Task objective. Rewrite the material with every "series-marker" changed to "data-marker" and all else kept the same, omitting the pictures.

Element box annotations:
┄┄┄┄┄┄┄┄┄┄┄┄┄┄┄┄┄┄┄┄
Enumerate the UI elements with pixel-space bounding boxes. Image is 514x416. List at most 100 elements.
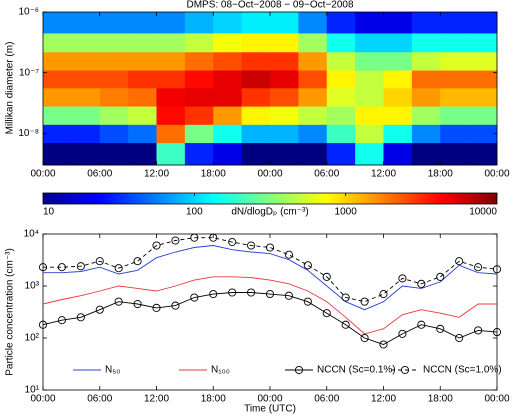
chart-title: DMPS: 08−Oct−2008 − 09−Oct−2008 — [186, 0, 353, 11]
series-marker — [303, 261, 312, 270]
series-marker — [398, 274, 407, 283]
heatmap-cell — [43, 33, 72, 53]
series-marker — [228, 288, 237, 297]
series-marker — [284, 250, 293, 259]
heatmap-cell — [213, 106, 243, 125]
x-tick-label: 06:00 — [87, 169, 112, 180]
series-marker — [455, 333, 464, 343]
series-marker — [341, 293, 350, 302]
series-marker — [152, 241, 161, 250]
series-marker — [114, 297, 123, 306]
series-marker — [76, 313, 85, 322]
heatmap-cell — [411, 124, 441, 144]
heatmap-cell — [213, 12, 243, 34]
x-tick-label: 12:00 — [371, 169, 396, 180]
x-tick-label: 06:00 — [87, 394, 112, 405]
heatmap-cell — [128, 124, 157, 144]
heatmap-cell — [156, 12, 186, 34]
heatmap-cell — [468, 142, 498, 166]
heatmap-cell — [411, 142, 441, 166]
heatmap-cell — [128, 12, 157, 34]
heatmap-cell — [71, 33, 101, 53]
y-tick-label: 10⁴ — [24, 229, 39, 240]
heatmap-cell — [468, 12, 498, 34]
legend-marker — [294, 365, 304, 375]
heatmap-cell — [298, 51, 328, 71]
series-marker — [38, 320, 48, 329]
legend-label: NCCN (Sc=0.1%) — [317, 365, 396, 376]
heatmap-cell — [43, 142, 72, 166]
x-tick-label: 00:00 — [30, 394, 55, 405]
heatmap-cell — [184, 51, 214, 71]
heatmap-cell — [128, 142, 157, 166]
series-marker — [265, 290, 275, 299]
series-line — [42, 292, 498, 345]
heatmap-cell — [326, 70, 356, 89]
heatmap-cell — [99, 106, 129, 125]
heatmap-cell — [355, 106, 384, 125]
heatmap-cell — [411, 70, 441, 89]
series-marker — [360, 333, 369, 343]
y-tick-label: 10² — [25, 333, 40, 344]
heatmap-cell — [355, 142, 384, 166]
heatmap-cell — [71, 12, 101, 34]
series-marker — [57, 263, 66, 272]
x-tick-label: 12:00 — [144, 394, 169, 405]
colorbar-tick-label: 10000 — [469, 207, 497, 218]
heatmap-cell — [355, 33, 384, 53]
heatmap-cell — [43, 12, 72, 34]
heatmap-cell — [43, 106, 72, 125]
y-axis-label: Particle concentration (cm⁻³) — [5, 248, 16, 376]
heatmap-cell — [298, 106, 328, 125]
heatmap-cell — [440, 106, 470, 125]
heatmap-cell — [156, 87, 186, 107]
heatmap-cell — [383, 33, 413, 53]
series-marker — [398, 329, 407, 338]
series-marker — [284, 291, 293, 300]
colorbar-tick-label: 100 — [186, 207, 203, 218]
heatmap-cell — [99, 12, 129, 34]
series-marker — [152, 303, 161, 312]
heatmap-cell — [71, 87, 101, 107]
series-marker — [341, 320, 350, 329]
heatmap-cell — [184, 70, 214, 89]
plot-frame — [42, 11, 498, 166]
heatmap-cell — [71, 106, 101, 125]
series-marker — [95, 257, 104, 266]
x-tick-label: 00:00 — [30, 169, 55, 180]
heatmap-cell — [128, 33, 157, 53]
heatmap-cell — [468, 33, 498, 53]
heatmap-cell — [213, 142, 243, 166]
y-axis-label: Millikan diameter (m) — [5, 42, 16, 135]
heatmap-cell — [411, 87, 441, 107]
heatmap-cell — [213, 51, 243, 71]
heatmap-cell — [99, 124, 129, 144]
series-marker — [360, 297, 369, 306]
heatmap-cell — [270, 51, 299, 71]
heatmap-cell — [43, 51, 72, 71]
heatmap-cell — [43, 70, 72, 89]
colorbar-label: dN/dlogDₚ (cm⁻³) — [231, 207, 308, 218]
heatmap-cell — [355, 70, 384, 89]
series-marker — [436, 324, 445, 333]
heatmap-cell — [383, 142, 413, 166]
series-marker — [265, 243, 275, 252]
heatmap-cell — [440, 142, 470, 166]
heatmap-cell — [411, 12, 441, 34]
heatmap-cell — [128, 51, 157, 71]
heatmap-cell — [326, 12, 356, 34]
series-marker — [114, 264, 123, 273]
series-marker — [247, 241, 256, 250]
heatmap-cell — [440, 12, 470, 34]
heatmap-cell — [99, 51, 129, 71]
y-tick-label: 10⁻⁸ — [18, 128, 39, 139]
heatmap-cell — [184, 142, 214, 166]
heatmap-cell — [298, 124, 328, 144]
heatmap-cell — [184, 87, 214, 107]
legend-label: N₁₀₀ — [211, 365, 230, 376]
heatmap-cell — [298, 142, 328, 166]
heatmap-cell — [383, 87, 413, 107]
x-tick-label: 12:00 — [371, 394, 396, 405]
series-marker — [417, 279, 426, 288]
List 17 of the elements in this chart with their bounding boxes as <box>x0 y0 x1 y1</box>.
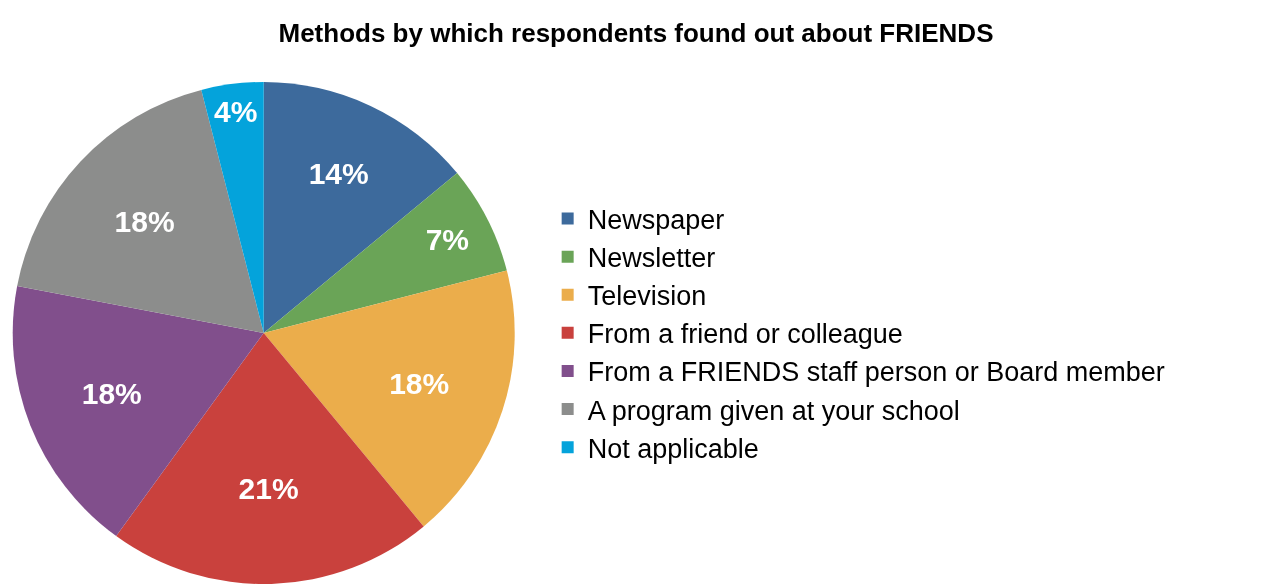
data-label: 18% <box>81 376 142 410</box>
legend-label: Newsletter <box>587 243 716 274</box>
chart-title: Methods by which respondents found out about FRIENDS <box>278 17 994 48</box>
legend-label: From a FRIENDS staff person or Board member <box>587 357 1165 388</box>
legend-label: Newspaper <box>587 205 725 236</box>
legend-label: Not applicable <box>587 433 759 464</box>
data-label: 18% <box>389 367 450 400</box>
data-label: 14% <box>308 157 369 191</box>
data-label: 21% <box>238 472 299 506</box>
pie-slice <box>17 89 264 333</box>
pie-slice <box>201 82 264 333</box>
legend-label: A program given at your school <box>587 395 960 426</box>
data-label: 18% <box>114 204 175 238</box>
legend-label: Television <box>587 281 707 312</box>
data-label: 7% <box>425 222 469 256</box>
legend-label: From a friend or colleague <box>587 319 903 350</box>
data-label: 4% <box>214 95 258 129</box>
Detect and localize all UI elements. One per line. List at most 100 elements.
┄┄┄┄┄┄┄┄┄┄┄┄┄┄┄┄┄┄┄┄
Solution to this task.
Enumerate the UI elements with pixel-space bounding boxes. Image is 514x416. List at most 100 elements.
chart-title: DMPS: 08−Oct−2008 − 09−Oct−2008 — [186, 0, 353, 11]
data-marker — [303, 261, 312, 270]
data-marker — [398, 274, 407, 283]
heatmap-cell — [43, 33, 72, 53]
data-marker — [228, 288, 237, 297]
data-marker — [284, 250, 293, 259]
heatmap-cell — [213, 106, 243, 125]
x-tick-label: 06:00 — [87, 169, 112, 180]
data-marker — [455, 333, 464, 343]
data-marker — [341, 293, 350, 302]
data-marker — [152, 241, 161, 250]
data-marker — [114, 297, 123, 306]
data-marker — [76, 313, 85, 322]
heatmap-cell — [411, 124, 441, 144]
heatmap-cell — [213, 12, 243, 34]
x-tick-label: 12:00 — [371, 169, 396, 180]
x-tick-label: 06:00 — [87, 394, 112, 405]
heatmap-cell — [128, 124, 157, 144]
heatmap-cell — [156, 12, 186, 34]
heatmap-cell — [468, 142, 498, 166]
heatmap-cell — [411, 142, 441, 166]
heatmap-cell — [128, 12, 157, 34]
heatmap-cell — [71, 33, 101, 53]
y-tick-label: 10⁴ — [24, 229, 39, 240]
heatmap-cell — [468, 12, 498, 34]
legend-marker — [294, 365, 304, 375]
heatmap-cell — [298, 51, 328, 71]
data-marker — [38, 320, 48, 329]
legend-label: NCCN (Sc=0.1%) — [317, 365, 396, 376]
heatmap-cell — [43, 142, 72, 166]
x-tick-label: 00:00 — [30, 394, 55, 405]
heatmap-cell — [184, 51, 214, 71]
heatmap-cell — [128, 142, 157, 166]
data-marker — [265, 290, 275, 299]
series-line — [42, 292, 498, 345]
heatmap-cell — [326, 70, 356, 89]
heatmap-cell — [99, 106, 129, 125]
heatmap-cell — [355, 106, 384, 125]
heatmap-cell — [411, 70, 441, 89]
data-marker — [360, 333, 369, 343]
y-tick-label: 10² — [25, 333, 40, 344]
heatmap-cell — [355, 142, 384, 166]
heatmap-cell — [71, 12, 101, 34]
data-marker — [57, 263, 66, 272]
x-tick-label: 12:00 — [144, 394, 169, 405]
colorbar-tick-label: 10000 — [469, 207, 497, 218]
heatmap-cell — [355, 33, 384, 53]
heatmap-cell — [43, 12, 72, 34]
heatmap-cell — [43, 106, 72, 125]
y-axis-label: Particle concentration (cm⁻³) — [5, 248, 16, 376]
heatmap-cell — [298, 106, 328, 125]
heatmap-cell — [440, 106, 470, 125]
heatmap-cell — [156, 87, 186, 107]
heatmap-cell — [383, 33, 413, 53]
data-marker — [398, 329, 407, 338]
data-marker — [284, 291, 293, 300]
colorbar-tick-label: 100 — [186, 207, 203, 218]
heatmap-cell — [99, 12, 129, 34]
data-marker — [152, 303, 161, 312]
heatmap-cell — [71, 87, 101, 107]
data-marker — [341, 320, 350, 329]
heatmap-cell — [184, 70, 214, 89]
plot-frame — [42, 11, 498, 166]
heatmap-cell — [71, 106, 101, 125]
data-marker — [95, 257, 104, 266]
x-tick-label: 00:00 — [30, 169, 55, 180]
heatmap-cell — [128, 33, 157, 53]
heatmap-cell — [468, 33, 498, 53]
heatmap-cell — [213, 142, 243, 166]
y-axis-label: Millikan diameter (m) — [5, 42, 16, 135]
heatmap-cell — [411, 87, 441, 107]
heatmap-cell — [213, 51, 243, 71]
heatmap-cell — [99, 124, 129, 144]
data-marker — [360, 297, 369, 306]
heatmap-cell — [270, 51, 299, 71]
heatmap-cell — [43, 51, 72, 71]
heatmap-cell — [43, 70, 72, 89]
colorbar-label: dN/dlogDₚ (cm⁻³) — [231, 207, 308, 218]
heatmap-cell — [355, 70, 384, 89]
data-marker — [436, 324, 445, 333]
heatmap-cell — [383, 142, 413, 166]
data-marker — [265, 243, 275, 252]
heatmap-cell — [440, 142, 470, 166]
heatmap-cell — [411, 12, 441, 34]
heatmap-cell — [128, 51, 157, 71]
heatmap-cell — [326, 12, 356, 34]
data-marker — [114, 264, 123, 273]
data-marker — [247, 241, 256, 250]
heatmap-cell — [440, 12, 470, 34]
heatmap-cell — [99, 51, 129, 71]
y-tick-label: 10⁻⁸ — [18, 128, 39, 139]
heatmap-cell — [184, 142, 214, 166]
heatmap-cell — [298, 124, 328, 144]
heatmap-cell — [184, 87, 214, 107]
legend-label: N₁₀₀ — [211, 365, 230, 376]
heatmap-cell — [298, 142, 328, 166]
heatmap-cell — [383, 87, 413, 107]
x-tick-label: 12:00 — [371, 394, 396, 405]
data-marker — [417, 279, 426, 288]
List 17 of the elements in this chart with their bounding boxes as <box>x0 y0 x1 y1</box>.
data-label: 18% <box>81 376 142 410</box>
legend-label: Newsletter <box>587 243 716 274</box>
chart-title: Methods by which respondents found out about FRIENDS <box>278 17 994 48</box>
legend-label: From a FRIENDS staff person or Board member <box>587 357 1165 388</box>
legend-label: Newspaper <box>587 205 725 236</box>
legend-label: Not applicable <box>587 433 759 464</box>
data-label: 18% <box>389 367 450 400</box>
data-label: 14% <box>308 157 369 191</box>
data-label: 21% <box>238 472 299 506</box>
pie-slice <box>17 89 264 333</box>
pie-slice <box>201 82 264 333</box>
legend-label: A program given at your school <box>587 395 960 426</box>
data-label: 18% <box>114 204 175 238</box>
legend-label: Television <box>587 281 707 312</box>
data-label: 7% <box>425 222 469 256</box>
legend-label: From a friend or colleague <box>587 319 903 350</box>
data-label: 4% <box>214 95 258 129</box>
Detect and localize all UI elements. One per line. List at most 100 elements.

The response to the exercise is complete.